__Task details__:
Provide the count of lines that hold "JSON" and no other output.

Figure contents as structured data

______

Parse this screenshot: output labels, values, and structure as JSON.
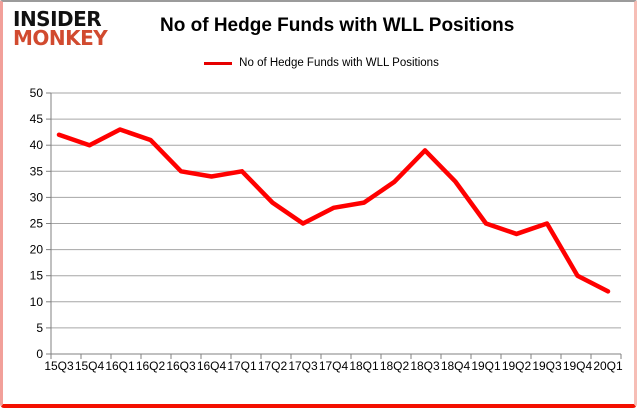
{
  "brand": {
    "line1": "INSIDER",
    "line2": "MONKEY",
    "line1_color": "#111111",
    "line2_color": "#d14a2f"
  },
  "title": "No of Hedge Funds with WLL Positions",
  "legend": {
    "label": "No of Hedge Funds with WLL Positions",
    "marker_color": "#e60000"
  },
  "colors": {
    "line": "#ff0000",
    "gridline": "#a6a6a6",
    "axis": "#808080",
    "text": "#000000",
    "frame_bottom": "#f41000",
    "frame_sides": "#f2a09a",
    "frame_top": "#9b9b9b"
  },
  "chart_data": {
    "type": "line",
    "title": "No of Hedge Funds with WLL Positions",
    "categories": [
      "15Q3",
      "15Q4",
      "16Q1",
      "16Q2",
      "16Q3",
      "16Q4",
      "17Q1",
      "17Q2",
      "17Q3",
      "17Q4",
      "18Q1",
      "18Q2",
      "18Q3",
      "18Q4",
      "19Q1",
      "19Q2",
      "19Q3",
      "19Q4",
      "20Q1"
    ],
    "series": [
      {
        "name": "No of Hedge Funds with WLL Positions",
        "color": "#ff0000",
        "values": [
          42,
          40,
          43,
          41,
          35,
          34,
          35,
          29,
          25,
          28,
          29,
          33,
          39,
          33,
          25,
          23,
          25,
          15,
          12
        ]
      }
    ],
    "ylim": [
      0,
      50
    ],
    "yticks": [
      0,
      5,
      10,
      15,
      20,
      25,
      30,
      35,
      40,
      45,
      50
    ],
    "grid": "horizontal",
    "legend_position": "top"
  }
}
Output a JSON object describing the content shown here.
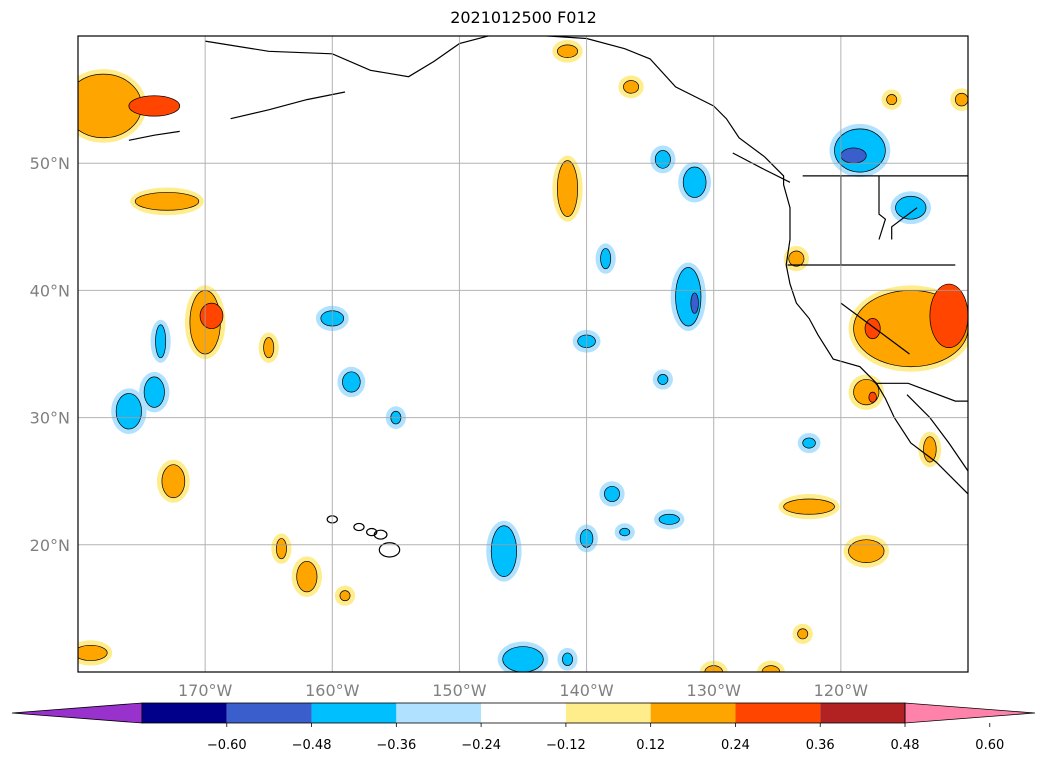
{
  "title": "2021012500 F012",
  "map": {
    "lon_range": [
      -180,
      -110
    ],
    "lat_range": [
      10,
      60
    ],
    "gridlines": true,
    "lat_ticks": [
      {
        "value": 20,
        "label": "20°N"
      },
      {
        "value": 30,
        "label": "30°N"
      },
      {
        "value": 40,
        "label": "40°N"
      },
      {
        "value": 50,
        "label": "50°N"
      }
    ],
    "lon_ticks": [
      {
        "value": -170,
        "label": "170°W"
      },
      {
        "value": -160,
        "label": "160°W"
      },
      {
        "value": -150,
        "label": "150°W"
      },
      {
        "value": -140,
        "label": "140°W"
      },
      {
        "value": -130,
        "label": "130°W"
      },
      {
        "value": -120,
        "label": "120°W"
      }
    ]
  },
  "colorbar": {
    "position": "bottom",
    "extend": "both",
    "colors": [
      "#9932cc",
      "#00008b",
      "#3a5fcd",
      "#00bfff",
      "#b0e2ff",
      "#ffffff",
      "#ffec8b",
      "#ffa500",
      "#ff4500",
      "#b22222",
      "#ff82ab"
    ],
    "ticks": [
      {
        "value": -0.6,
        "label": "−0.60"
      },
      {
        "value": -0.48,
        "label": "−0.48"
      },
      {
        "value": -0.36,
        "label": "−0.36"
      },
      {
        "value": -0.24,
        "label": "−0.24"
      },
      {
        "value": -0.12,
        "label": "−0.12"
      },
      {
        "value": 0.12,
        "label": "0.12"
      },
      {
        "value": 0.24,
        "label": "0.24"
      },
      {
        "value": 0.36,
        "label": "0.36"
      },
      {
        "value": 0.48,
        "label": "0.48"
      },
      {
        "value": 0.6,
        "label": "0.60"
      }
    ]
  },
  "contour_features": [
    {
      "lon": -178,
      "lat": 54.5,
      "rlon": 3.0,
      "rlat": 2.5,
      "level": 0.24
    },
    {
      "lon": -174,
      "lat": 54.5,
      "rlon": 2.0,
      "rlat": 0.8,
      "level": 0.36
    },
    {
      "lon": -173,
      "lat": 47.0,
      "rlon": 2.5,
      "rlat": 0.7,
      "level": 0.24
    },
    {
      "lon": -170,
      "lat": 37.5,
      "rlon": 1.2,
      "rlat": 2.5,
      "level": 0.24
    },
    {
      "lon": -169.5,
      "lat": 38.0,
      "rlon": 0.9,
      "rlat": 1.0,
      "level": 0.36
    },
    {
      "lon": -172.5,
      "lat": 25.0,
      "rlon": 0.9,
      "rlat": 1.3,
      "level": 0.24
    },
    {
      "lon": -173.5,
      "lat": 36.0,
      "rlon": 0.4,
      "rlat": 1.3,
      "level": -0.24
    },
    {
      "lon": -174,
      "lat": 32.0,
      "rlon": 0.8,
      "rlat": 1.2,
      "level": -0.24
    },
    {
      "lon": -176,
      "lat": 30.5,
      "rlon": 1.0,
      "rlat": 1.4,
      "level": -0.24
    },
    {
      "lon": -160,
      "lat": 37.8,
      "rlon": 0.9,
      "rlat": 0.6,
      "level": -0.24
    },
    {
      "lon": -158.5,
      "lat": 32.8,
      "rlon": 0.7,
      "rlat": 0.8,
      "level": -0.24
    },
    {
      "lon": -165,
      "lat": 35.5,
      "rlon": 0.4,
      "rlat": 0.8,
      "level": 0.24
    },
    {
      "lon": -164,
      "lat": 19.7,
      "rlon": 0.4,
      "rlat": 0.8,
      "level": 0.24
    },
    {
      "lon": -162,
      "lat": 17.5,
      "rlon": 0.8,
      "rlat": 1.2,
      "level": 0.24
    },
    {
      "lon": -159,
      "lat": 16.0,
      "rlon": 0.4,
      "rlat": 0.4,
      "level": 0.24
    },
    {
      "lon": -179,
      "lat": 11.5,
      "rlon": 1.3,
      "rlat": 0.6,
      "level": 0.24
    },
    {
      "lon": -141.5,
      "lat": 48.0,
      "rlon": 0.8,
      "rlat": 2.2,
      "level": 0.24
    },
    {
      "lon": -141.5,
      "lat": 58.8,
      "rlon": 0.8,
      "rlat": 0.5,
      "level": 0.24
    },
    {
      "lon": -136.5,
      "lat": 56.0,
      "rlon": 0.6,
      "rlat": 0.5,
      "level": 0.24
    },
    {
      "lon": -134,
      "lat": 50.3,
      "rlon": 0.6,
      "rlat": 0.7,
      "level": -0.24
    },
    {
      "lon": -131.5,
      "lat": 48.5,
      "rlon": 0.9,
      "rlat": 1.2,
      "level": -0.24
    },
    {
      "lon": -138.5,
      "lat": 42.5,
      "rlon": 0.4,
      "rlat": 0.8,
      "level": -0.24
    },
    {
      "lon": -132,
      "lat": 39.5,
      "rlon": 1.0,
      "rlat": 2.3,
      "level": -0.24
    },
    {
      "lon": -131.5,
      "lat": 39.0,
      "rlon": 0.3,
      "rlat": 0.8,
      "level": -0.36
    },
    {
      "lon": -140,
      "lat": 36.0,
      "rlon": 0.7,
      "rlat": 0.5,
      "level": -0.24
    },
    {
      "lon": -134,
      "lat": 33.0,
      "rlon": 0.4,
      "rlat": 0.4,
      "level": -0.24
    },
    {
      "lon": -155,
      "lat": 30.0,
      "rlon": 0.4,
      "rlat": 0.5,
      "level": -0.24
    },
    {
      "lon": -146.5,
      "lat": 19.5,
      "rlon": 1.0,
      "rlat": 2.0,
      "level": -0.24
    },
    {
      "lon": -140,
      "lat": 20.5,
      "rlon": 0.5,
      "rlat": 0.7,
      "level": -0.24
    },
    {
      "lon": -138,
      "lat": 24.0,
      "rlon": 0.6,
      "rlat": 0.6,
      "level": -0.24
    },
    {
      "lon": -133.5,
      "lat": 22.0,
      "rlon": 0.8,
      "rlat": 0.4,
      "level": -0.24
    },
    {
      "lon": -137,
      "lat": 21.0,
      "rlon": 0.4,
      "rlat": 0.3,
      "level": -0.24
    },
    {
      "lon": -145,
      "lat": 11.0,
      "rlon": 1.6,
      "rlat": 1.0,
      "level": -0.24
    },
    {
      "lon": -141.5,
      "lat": 11.0,
      "rlon": 0.4,
      "rlat": 0.5,
      "level": -0.24
    },
    {
      "lon": -118.5,
      "lat": 51.0,
      "rlon": 2.0,
      "rlat": 1.7,
      "level": -0.24
    },
    {
      "lon": -119,
      "lat": 50.6,
      "rlon": 1.0,
      "rlat": 0.6,
      "level": -0.36
    },
    {
      "lon": -114.5,
      "lat": 46.5,
      "rlon": 1.2,
      "rlat": 0.9,
      "level": -0.24
    },
    {
      "lon": -122.5,
      "lat": 28.0,
      "rlon": 0.5,
      "rlat": 0.4,
      "level": -0.24
    },
    {
      "lon": -114.5,
      "lat": 37.0,
      "rlon": 4.5,
      "rlat": 3.0,
      "level": 0.24
    },
    {
      "lon": -111.5,
      "lat": 38.0,
      "rlon": 1.5,
      "rlat": 2.5,
      "level": 0.36
    },
    {
      "lon": -117.5,
      "lat": 37.0,
      "rlon": 0.6,
      "rlat": 0.8,
      "level": 0.36
    },
    {
      "lon": -118,
      "lat": 32.0,
      "rlon": 1.0,
      "rlat": 1.0,
      "level": 0.24
    },
    {
      "lon": -117.5,
      "lat": 31.6,
      "rlon": 0.3,
      "rlat": 0.4,
      "level": 0.36
    },
    {
      "lon": -122.5,
      "lat": 23.0,
      "rlon": 2.0,
      "rlat": 0.6,
      "level": 0.24
    },
    {
      "lon": -118,
      "lat": 19.5,
      "rlon": 1.4,
      "rlat": 0.9,
      "level": 0.24
    },
    {
      "lon": -123,
      "lat": 13.0,
      "rlon": 0.4,
      "rlat": 0.4,
      "level": 0.24
    },
    {
      "lon": -123.5,
      "lat": 42.5,
      "rlon": 0.6,
      "rlat": 0.6,
      "level": 0.24
    },
    {
      "lon": -116,
      "lat": 55.0,
      "rlon": 0.4,
      "rlat": 0.4,
      "level": 0.24
    },
    {
      "lon": -110.5,
      "lat": 55.0,
      "rlon": 0.5,
      "rlat": 0.5,
      "level": 0.24
    },
    {
      "lon": -113,
      "lat": 27.5,
      "rlon": 0.5,
      "rlat": 1.0,
      "level": 0.24
    },
    {
      "lon": -130,
      "lat": 10.0,
      "rlon": 0.7,
      "rlat": 0.5,
      "level": 0.24
    },
    {
      "lon": -125.5,
      "lat": 10.0,
      "rlon": 0.7,
      "rlat": 0.5,
      "level": 0.24
    }
  ]
}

______

__Task answer__:
2